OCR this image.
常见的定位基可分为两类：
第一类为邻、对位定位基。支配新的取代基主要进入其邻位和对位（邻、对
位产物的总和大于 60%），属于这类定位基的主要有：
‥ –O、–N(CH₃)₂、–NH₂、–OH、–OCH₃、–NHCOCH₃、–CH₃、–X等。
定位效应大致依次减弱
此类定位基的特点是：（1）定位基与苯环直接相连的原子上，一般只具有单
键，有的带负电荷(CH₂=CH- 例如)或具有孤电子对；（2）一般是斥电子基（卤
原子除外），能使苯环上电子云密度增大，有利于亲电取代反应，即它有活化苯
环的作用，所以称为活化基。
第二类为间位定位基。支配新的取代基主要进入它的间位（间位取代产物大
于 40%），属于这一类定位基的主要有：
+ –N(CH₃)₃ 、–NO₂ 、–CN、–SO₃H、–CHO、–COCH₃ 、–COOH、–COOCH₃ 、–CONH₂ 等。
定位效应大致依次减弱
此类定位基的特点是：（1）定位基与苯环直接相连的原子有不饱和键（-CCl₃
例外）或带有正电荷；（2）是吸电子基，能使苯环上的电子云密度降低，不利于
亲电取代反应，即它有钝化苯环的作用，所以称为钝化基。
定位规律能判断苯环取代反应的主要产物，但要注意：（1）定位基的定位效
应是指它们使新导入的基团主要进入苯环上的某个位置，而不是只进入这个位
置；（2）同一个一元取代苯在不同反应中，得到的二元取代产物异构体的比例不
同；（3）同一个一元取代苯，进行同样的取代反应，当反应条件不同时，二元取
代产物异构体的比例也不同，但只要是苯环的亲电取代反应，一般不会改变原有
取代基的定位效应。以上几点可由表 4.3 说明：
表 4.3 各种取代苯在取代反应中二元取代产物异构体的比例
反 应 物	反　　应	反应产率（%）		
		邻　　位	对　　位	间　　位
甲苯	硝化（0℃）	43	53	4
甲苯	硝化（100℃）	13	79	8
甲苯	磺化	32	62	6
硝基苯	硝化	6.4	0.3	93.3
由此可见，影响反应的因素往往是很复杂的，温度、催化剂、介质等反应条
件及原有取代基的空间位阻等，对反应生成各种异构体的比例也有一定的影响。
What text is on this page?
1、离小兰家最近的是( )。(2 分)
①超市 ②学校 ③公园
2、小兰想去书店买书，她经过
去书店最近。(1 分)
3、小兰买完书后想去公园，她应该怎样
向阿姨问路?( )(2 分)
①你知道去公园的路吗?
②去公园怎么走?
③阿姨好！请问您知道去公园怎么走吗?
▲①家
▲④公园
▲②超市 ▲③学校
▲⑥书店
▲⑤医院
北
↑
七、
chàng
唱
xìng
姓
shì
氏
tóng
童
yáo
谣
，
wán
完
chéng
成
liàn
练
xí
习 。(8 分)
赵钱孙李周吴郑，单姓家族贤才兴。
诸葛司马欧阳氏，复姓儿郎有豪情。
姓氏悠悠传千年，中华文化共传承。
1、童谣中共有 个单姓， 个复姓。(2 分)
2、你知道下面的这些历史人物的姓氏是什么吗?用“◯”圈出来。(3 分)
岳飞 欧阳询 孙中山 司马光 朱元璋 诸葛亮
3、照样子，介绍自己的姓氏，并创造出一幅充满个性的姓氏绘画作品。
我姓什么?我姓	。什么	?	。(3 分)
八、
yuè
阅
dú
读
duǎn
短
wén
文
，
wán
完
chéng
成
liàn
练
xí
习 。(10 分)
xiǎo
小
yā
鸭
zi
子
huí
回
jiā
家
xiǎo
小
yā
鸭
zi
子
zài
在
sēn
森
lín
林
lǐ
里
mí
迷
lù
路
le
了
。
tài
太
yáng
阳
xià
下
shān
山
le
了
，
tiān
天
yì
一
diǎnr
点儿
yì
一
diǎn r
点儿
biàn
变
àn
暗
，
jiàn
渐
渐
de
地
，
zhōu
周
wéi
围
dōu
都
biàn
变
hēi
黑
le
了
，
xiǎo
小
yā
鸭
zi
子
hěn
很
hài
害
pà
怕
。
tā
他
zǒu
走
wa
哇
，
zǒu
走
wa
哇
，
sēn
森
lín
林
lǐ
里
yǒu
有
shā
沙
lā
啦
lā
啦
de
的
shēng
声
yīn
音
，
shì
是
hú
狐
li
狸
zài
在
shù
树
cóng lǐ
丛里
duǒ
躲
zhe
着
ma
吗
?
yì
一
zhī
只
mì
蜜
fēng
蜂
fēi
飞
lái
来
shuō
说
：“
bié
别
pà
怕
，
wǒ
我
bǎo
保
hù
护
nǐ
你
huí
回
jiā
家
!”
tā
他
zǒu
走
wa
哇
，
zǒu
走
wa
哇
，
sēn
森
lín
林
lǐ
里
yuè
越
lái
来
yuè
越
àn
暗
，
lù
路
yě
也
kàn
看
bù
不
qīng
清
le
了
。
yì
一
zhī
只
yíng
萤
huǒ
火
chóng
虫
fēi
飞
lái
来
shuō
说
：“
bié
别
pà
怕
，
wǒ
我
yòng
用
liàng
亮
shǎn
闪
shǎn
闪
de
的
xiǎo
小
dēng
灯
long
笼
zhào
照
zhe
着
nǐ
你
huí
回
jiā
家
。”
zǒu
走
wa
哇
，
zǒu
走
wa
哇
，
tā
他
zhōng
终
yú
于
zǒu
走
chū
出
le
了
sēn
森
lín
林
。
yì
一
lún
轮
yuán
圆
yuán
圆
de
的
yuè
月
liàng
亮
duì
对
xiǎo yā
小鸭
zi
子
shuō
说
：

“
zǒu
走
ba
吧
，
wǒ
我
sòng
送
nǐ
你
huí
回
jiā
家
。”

» DESCRIPTION OF THE TASK
Using the exact wording, write out all of the records.

» RESPONSE TO THIS EXERCISE
OCR this image.
常见的定位基可分为两类：
第一类为邻、对位定位基。支配新的取代基主要进入其邻位和对位（邻、对
位产物的总和大于 60%），属于这类定位基的主要有：
‥ –O、–N(CH₃)₂、–NH₂、–OH、–OCH₃、–NHCOCH₃、–CH₃、–X等。
定位效应大致依次减弱
此类定位基的特点是：（1）定位基与苯环直接相连的原子上，一般只具有单
键，有的带负电荷(CH₂=CH- 例如)或具有孤电子对；（2）一般是斥电子基（卤
原子除外），能使苯环上电子云密度增大，有利于亲电取代反应，即它有活化苯
环的作用，所以称为活化基。
第二类为间位定位基。支配新的取代基主要进入它的间位（间位取代产物大
于 40%），属于这一类定位基的主要有：
+ –N(CH₃)₃ 、–NO₂ 、–CN、–SO₃H、–CHO、–COCH₃ 、–COOH、–COOCH₃ 、–CONH₂ 等。
定位效应大致依次减弱
此类定位基的特点是：（1）定位基与苯环直接相连的原子有不饱和键（-CCl₃
例外）或带有正电荷；（2）是吸电子基，能使苯环上的电子云密度降低，不利于
亲电取代反应，即它有钝化苯环的作用，所以称为钝化基。
定位规律能判断苯环取代反应的主要产物，但要注意：（1）定位基的定位效
应是指它们使新导入的基团主要进入苯环上的某个位置，而不是只进入这个位
置；（2）同一个一元取代苯在不同反应中，得到的二元取代产物异构体的比例不
同；（3）同一个一元取代苯，进行同样的取代反应，当反应条件不同时，二元取
代产物异构体的比例也不同，但只要是苯环的亲电取代反应，一般不会改变原有
取代基的定位效应。以上几点可由表 4.3 说明：
表 4.3 各种取代苯在取代反应中二元取代产物异构体的比例
反 应 物	反　　应	反应产率（%）		
		邻　　位	对　　位	间　　位
甲苯	硝化（0℃）	43	53	4
甲苯	硝化（100℃）	13	79	8
甲苯	磺化	32	62	6
硝基苯	硝化	6.4	0.3	93.3
由此可见，影响反应的因素往往是很复杂的，温度、催化剂、介质等反应条
件及原有取代基的空间位阻等，对反应生成各种异构体的比例也有一定的影响。
What text is on this page?
1、离小兰家最近的是( )。(2 分)
①超市 ②学校 ③公园
2、小兰想去书店买书，她经过
去书店最近。(1 分)
3、小兰买完书后想去公园，她应该怎样
向阿姨问路?( )(2 分)
①你知道去公园的路吗?
②去公园怎么走?
③阿姨好！请问您知道去公园怎么走吗?
▲①家
▲④公园
▲②超市 ▲③学校
▲⑥书店
▲⑤医院
北
↑
七、
chàng
唱
xìng
姓
shì
氏
tóng
童
yáo
谣
，
wán
完
chéng
成
liàn
练
xí
习 。(8 分)
赵钱孙李周吴郑，单姓家族贤才兴。
诸葛司马欧阳氏，复姓儿郎有豪情。
姓氏悠悠传千年，中华文化共传承。
1、童谣中共有 个单姓， 个复姓。(2 分)
2、你知道下面的这些历史人物的姓氏是什么吗?用“◯”圈出来。(3 分)
岳飞 欧阳询 孙中山 司马光 朱元璋 诸葛亮
3、照样子，介绍自己的姓氏，并创造出一幅充满个性的姓氏绘画作品。
我姓什么?我姓	。什么	?	。(3 分)
八、
yuè
阅
dú
读
duǎn
短
wén
文
，
wán
完
chéng
成
liàn
练
xí
习 。(10 分)
xiǎo
小
yā
鸭
zi
子
huí
回
jiā
家
xiǎo
小
yā
鸭
zi
子
zài
在
sēn
森
lín
林
lǐ
里
mí
迷
lù
路
le
了
。
tài
太
yáng
阳
xià
下
shān
山
le
了
，
tiān
天
yì
一
diǎnr
点儿
yì
一
diǎn r
点儿
biàn
变
àn
暗
，
jiàn
渐
渐
de
地
，
zhōu
周
wéi
围
dōu
都
biàn
变
hēi
黑
le
了
，
xiǎo
小
yā
鸭
zi
子
hěn
很
hài
害
pà
怕
。
tā
他
zǒu
走
wa
哇
，
zǒu
走
wa
哇
，
sēn
森
lín
林
lǐ
里
yǒu
有
shā
沙
lā
啦
lā
啦
de
的
shēng
声
yīn
音
，
shì
是
hú
狐
li
狸
zài
在
shù
树
cóng lǐ
丛里
duǒ
躲
zhe
着
ma
吗
?
yì
一
zhī
只
mì
蜜
fēng
蜂
fēi
飞
lái
来
shuō
说
：“
bié
别
pà
怕
，
wǒ
我
bǎo
保
hù
护
nǐ
你
huí
回
jiā
家
!”
tā
他
zǒu
走
wa
哇
，
zǒu
走
wa
哇
，
sēn
森
lín
林
lǐ
里
yuè
越
lái
来
yuè
越
àn
暗
，
lù
路
yě
也
kàn
看
bù
不
qīng
清
le
了
。
yì
一
zhī
只
yíng
萤
huǒ
火
chóng
虫
fēi
飞
lái
来
shuō
说
：“
bié
别
pà
怕
，
wǒ
我
yòng
用
liàng
亮
shǎn
闪
shǎn
闪
de
的
xiǎo
小
dēng
灯
long
笼
zhào
照
zhe
着
nǐ
你
huí
回
jiā
家
。”
zǒu
走
wa
哇
，
zǒu
走
wa
哇
，
tā
他
zhōng
终
yú
于
zǒu
走
chū
出
le
了
sēn
森
lín
林
。
yì
一
lún
轮
yuán
圆
yuán
圆
de
的
yuè
月
liàng
亮
duì
对
xiǎo yā
小鸭
zi
子
shuō
说
：

“
zǒu
走
ba
吧
，
wǒ
我
sòng
送
nǐ
你
huí
回
jiā
家
。”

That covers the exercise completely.